### What this task involves
Reproduce the material exactly, omitting nothing.

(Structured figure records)
'''

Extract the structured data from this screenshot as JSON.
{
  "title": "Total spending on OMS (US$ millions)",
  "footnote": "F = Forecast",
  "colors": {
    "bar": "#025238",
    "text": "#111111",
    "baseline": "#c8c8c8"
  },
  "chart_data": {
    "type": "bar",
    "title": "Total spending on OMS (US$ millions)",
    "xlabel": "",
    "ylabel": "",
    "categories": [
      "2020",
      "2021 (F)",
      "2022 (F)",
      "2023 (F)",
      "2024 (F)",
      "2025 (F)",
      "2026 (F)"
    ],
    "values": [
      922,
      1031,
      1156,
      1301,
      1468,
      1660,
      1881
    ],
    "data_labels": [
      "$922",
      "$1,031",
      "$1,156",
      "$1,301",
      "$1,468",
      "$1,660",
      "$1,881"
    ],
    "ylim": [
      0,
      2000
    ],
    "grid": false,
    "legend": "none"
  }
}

'''

### Final result
Extract the structured data from this screenshot as JSON.
{
  "title": "Total spending on OMS (US$ millions)",
  "footnote": "F = Forecast",
  "colors": {
    "bar": "#025238",
    "text": "#111111",
    "baseline": "#c8c8c8"
  },
  "chart_data": {
    "type": "bar",
    "title": "Total spending on OMS (US$ millions)",
    "xlabel": "",
    "ylabel": "",
    "categories": [
      "2020",
      "2021 (F)",
      "2022 (F)",
      "2023 (F)",
      "2024 (F)",
      "2025 (F)",
      "2026 (F)"
    ],
    "values": [
      922,
      1031,
      1156,
      1301,
      1468,
      1660,
      1881
    ],
    "data_labels": [
      "$922",
      "$1,031",
      "$1,156",
      "$1,301",
      "$1,468",
      "$1,660",
      "$1,881"
    ],
    "ylim": [
      0,
      2000
    ],
    "grid": false,
    "legend": "none"
  }
}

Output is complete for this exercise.